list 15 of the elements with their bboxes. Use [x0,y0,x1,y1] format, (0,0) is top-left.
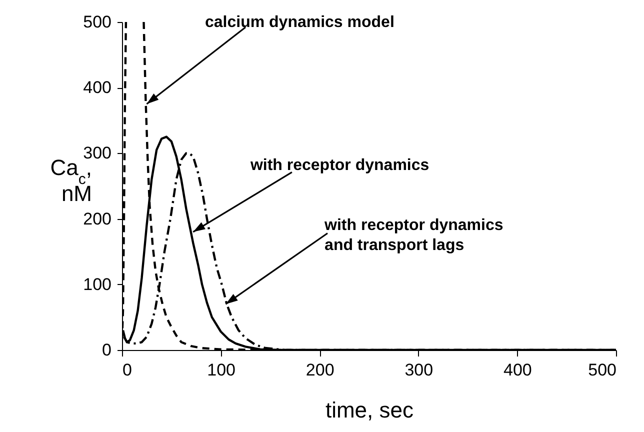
x-tick-label: 200 [306,360,334,380]
y-tick-label: 0 [102,340,112,360]
annotation: with receptor dynamics and transport lags [324,216,504,254]
x-tick-label: 300 [404,360,434,380]
x-axis-title: time, sec [325,398,414,422]
y-tick-label: 400 [83,78,112,98]
x-tick-label: 500 [588,360,616,380]
x-tick-label: 400 [504,360,532,380]
y-tick-label: 500 [83,12,112,32]
x-tick-label: 100 [207,360,236,380]
y-tick-label: 200 [83,209,112,228]
y-tick-label: 100 [83,274,112,294]
annotation: calcium dynamics model [204,14,394,32]
annotation: with receptor dynamics [249,157,430,174]
x-tick-label: 0 [122,360,132,380]
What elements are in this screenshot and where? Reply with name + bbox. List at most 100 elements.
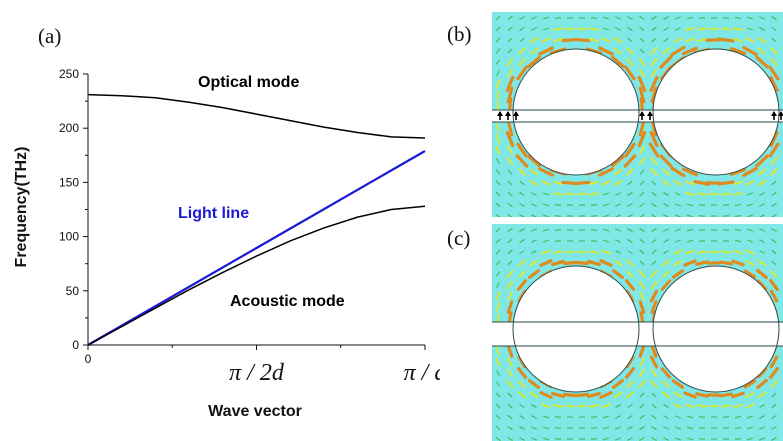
field-arrow (673, 403, 683, 409)
field-arrow (589, 250, 599, 254)
field-arrow (615, 404, 621, 408)
up-arrow-head-icon (497, 111, 503, 116)
field-arrow (599, 391, 613, 399)
field-arrow (507, 426, 513, 430)
field-arrow (663, 426, 669, 430)
field-arrow (529, 168, 539, 176)
field-arrow (553, 250, 563, 254)
field-arrow (675, 192, 681, 196)
field-arrow (673, 37, 683, 43)
y-tick-label: 200 (59, 121, 79, 135)
field-arrow (543, 203, 549, 207)
field-arrow (589, 27, 599, 31)
field-arrow (650, 86, 658, 104)
field-arrow (686, 214, 694, 217)
field-arrow (695, 392, 709, 398)
field-arrow (615, 214, 621, 217)
field-arrow (639, 260, 645, 266)
field-arrow (733, 403, 743, 409)
field-arrow (627, 403, 633, 409)
field-arrow (698, 17, 706, 19)
field-arrow (771, 437, 777, 441)
field-arrow (601, 37, 611, 43)
x-tick-label: π / 2d (229, 360, 285, 386)
field-arrow (495, 346, 501, 356)
field-arrow (615, 239, 621, 243)
field-arrow (506, 344, 514, 358)
field-arrow (601, 249, 611, 255)
field-arrow (554, 437, 562, 441)
field-arrow (554, 239, 562, 243)
field-arrow (507, 249, 513, 255)
field-arrow (639, 238, 645, 244)
field-arrow (590, 228, 598, 232)
field-arrow (613, 259, 623, 267)
field-arrow (769, 289, 779, 303)
field-arrow (663, 192, 669, 196)
field-arrow (759, 415, 765, 419)
field-arrow (518, 380, 526, 388)
field-arrow (507, 238, 513, 244)
field-arrow (771, 228, 777, 232)
series-line-light-line (87, 150, 426, 346)
field-arrow (771, 392, 777, 398)
field-arrow (589, 181, 599, 185)
field-arrow (697, 38, 707, 42)
field-arrow (603, 239, 609, 243)
field-arrow (639, 180, 645, 186)
field-arrow (757, 259, 767, 267)
field-arrow (650, 119, 658, 137)
field-arrow (686, 426, 694, 430)
field-arrow (626, 47, 634, 55)
field-arrow (495, 425, 501, 431)
field-arrow (539, 259, 553, 267)
field-arrow (638, 280, 646, 290)
field-arrow (743, 269, 757, 279)
field-arrow (771, 403, 777, 409)
field-arrow (759, 192, 765, 196)
field-arrow (496, 123, 500, 133)
field-arrow (651, 26, 657, 32)
field-arrow (627, 415, 633, 419)
field-arrow (734, 214, 742, 217)
field-arrow (731, 391, 745, 399)
field-arrow (495, 436, 501, 441)
field-arrow (685, 180, 695, 186)
field-arrow (553, 27, 563, 31)
field-arrow (733, 26, 743, 32)
field-arrow (590, 214, 598, 217)
field-arrow (507, 403, 513, 409)
x-tick-label: 0 (85, 352, 92, 366)
chart-plot-area (87, 93, 426, 346)
up-arrow-head-icon (771, 111, 777, 116)
field-arrow (495, 357, 501, 367)
field-arrow (770, 168, 778, 176)
field-arrow (531, 239, 537, 243)
field-arrow (681, 167, 699, 177)
field-arrow (759, 203, 765, 207)
field-arrow (505, 75, 515, 93)
field-arrow (495, 213, 501, 217)
field-arrow (698, 438, 706, 440)
field-arrow (651, 403, 657, 409)
field-arrow (543, 192, 549, 196)
field-arrow (734, 437, 742, 441)
field-arrow (670, 166, 686, 178)
field-arrow (543, 27, 549, 31)
field-arrow (516, 142, 528, 158)
field-arrow (757, 36, 767, 44)
field-arrow (516, 65, 528, 81)
field-arrow (770, 57, 778, 67)
field-arrow (639, 169, 645, 175)
panel-label-a: (a) (38, 24, 62, 48)
field-arrow (495, 238, 501, 244)
field-arrow (507, 414, 513, 420)
field-arrow (531, 426, 537, 430)
field-arrow (745, 403, 755, 409)
field-arrow (649, 76, 659, 92)
field-arrow (650, 68, 658, 78)
field-arrow (623, 154, 637, 168)
field-arrow (507, 191, 513, 197)
field-arrow (615, 16, 621, 20)
field-arrow (663, 415, 669, 419)
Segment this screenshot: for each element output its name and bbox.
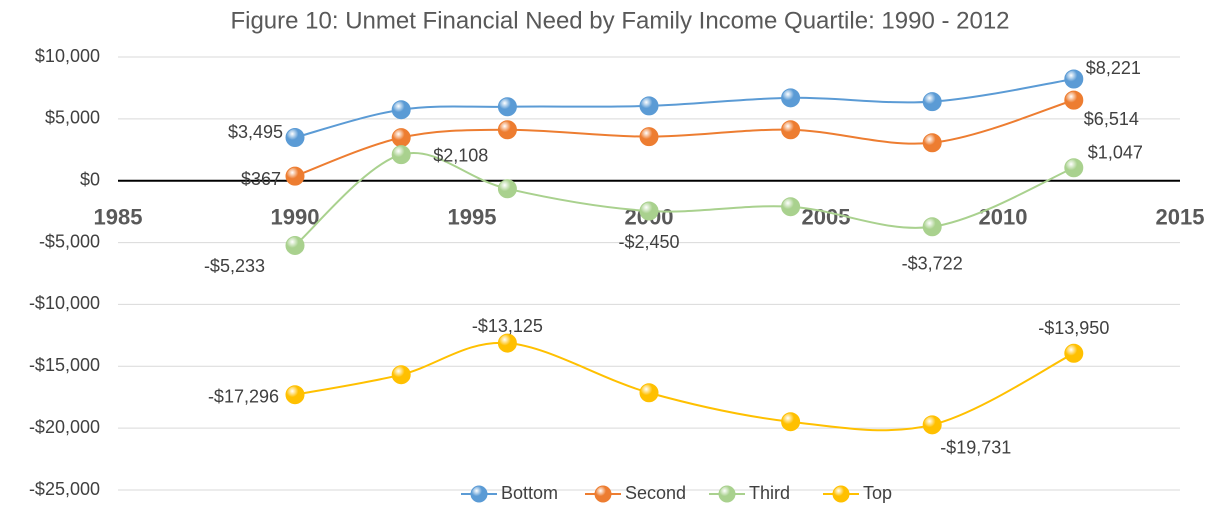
y-tick-label: -$25,000 — [29, 479, 100, 499]
y-tick-label: $10,000 — [35, 46, 100, 66]
point-marker — [285, 127, 305, 147]
point-marker — [391, 145, 411, 165]
data-label: $2,108 — [433, 145, 488, 165]
x-tick-label: 1990 — [271, 205, 320, 230]
point-marker — [1064, 158, 1084, 178]
data-label: $3,495 — [228, 122, 283, 142]
point-marker — [1064, 343, 1084, 363]
series-line — [294, 78, 1074, 139]
point-marker — [285, 235, 305, 255]
legend-marker — [832, 485, 850, 503]
point-marker — [922, 92, 942, 112]
point-marker — [781, 120, 801, 140]
data-label: $1,047 — [1088, 143, 1143, 163]
legend-label: Top — [863, 483, 892, 503]
series-line — [294, 152, 1075, 247]
data-label: -$2,450 — [618, 232, 679, 252]
data-label: -$13,125 — [472, 316, 543, 336]
data-label: $6,514 — [1084, 109, 1139, 129]
data-label: -$3,722 — [902, 254, 963, 274]
data-label: -$19,731 — [940, 438, 1011, 458]
x-tick-label: 2015 — [1156, 205, 1205, 230]
legend-marker — [470, 485, 488, 503]
data-label: -$17,296 — [208, 386, 279, 406]
legend-marker — [718, 485, 736, 503]
point-marker — [639, 96, 659, 116]
y-tick-label: -$5,000 — [39, 231, 100, 251]
point-marker — [922, 217, 942, 237]
series-line — [294, 99, 1075, 178]
point-marker — [391, 365, 411, 385]
legend-label: Second — [625, 483, 686, 503]
y-tick-label: -$10,000 — [29, 293, 100, 313]
y-tick-label: $0 — [80, 169, 100, 189]
point-marker — [639, 201, 659, 221]
point-marker — [639, 383, 659, 403]
x-tick-label: 1985 — [94, 205, 143, 230]
data-label: -$13,950 — [1038, 318, 1109, 338]
point-marker — [497, 179, 517, 199]
y-tick-label: -$15,000 — [29, 355, 100, 375]
point-marker — [922, 133, 942, 153]
chart-title: Figure 10: Unmet Financial Need by Famil… — [230, 7, 1009, 34]
point-marker — [391, 128, 411, 148]
point-marker — [1064, 90, 1084, 110]
x-tick-label: 1995 — [448, 205, 497, 230]
y-tick-label: -$20,000 — [29, 417, 100, 437]
point-marker — [497, 333, 517, 353]
series-line — [294, 341, 1075, 432]
data-label: $367 — [241, 169, 281, 189]
point-marker — [781, 412, 801, 432]
point-marker — [285, 166, 305, 186]
point-marker — [781, 88, 801, 108]
legend-label: Third — [749, 483, 790, 503]
point-marker — [639, 127, 659, 147]
point-marker — [285, 385, 305, 405]
point-marker — [781, 197, 801, 217]
x-tick-label: 2010 — [979, 205, 1028, 230]
point-marker — [1064, 69, 1084, 89]
legend-label: Bottom — [501, 483, 558, 503]
point-marker — [497, 120, 517, 140]
y-tick-label: $5,000 — [45, 108, 100, 128]
point-marker — [391, 100, 411, 120]
legend-marker — [594, 485, 612, 503]
data-label: -$5,233 — [204, 256, 265, 276]
point-marker — [497, 97, 517, 117]
point-marker — [922, 415, 942, 435]
data-label: $8,221 — [1086, 58, 1141, 78]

===

▶ What you have to do:
Transcribe the records verbatim from their first line through the line containing "What elements are", both ends included, and omit the pictures.

▶ Written response:
list 15 of the elements with their bboxes. Use [x0,y0,x1,y1] format, (0,0) is top-left.
x-tick-label: 200 [306,360,334,380]
y-tick-label: 0 [102,340,112,360]
annotation: with receptor dynamics and transport lags [324,216,504,254]
x-tick-label: 300 [404,360,434,380]
x-axis-title: time, sec [325,398,414,422]
y-tick-label: 400 [83,78,112,98]
x-tick-label: 500 [588,360,616,380]
x-tick-label: 400 [504,360,532,380]
y-tick-label: 500 [83,12,112,32]
x-tick-label: 100 [207,360,236,380]
y-tick-label: 200 [83,209,112,228]
y-tick-label: 100 [83,274,112,294]
annotation: calcium dynamics model [204,14,394,32]
annotation: with receptor dynamics [249,157,430,174]
x-tick-label: 0 [122,360,132,380]
What elements are in this screenshot and where? Reply with name + bbox. List at most 100 elements.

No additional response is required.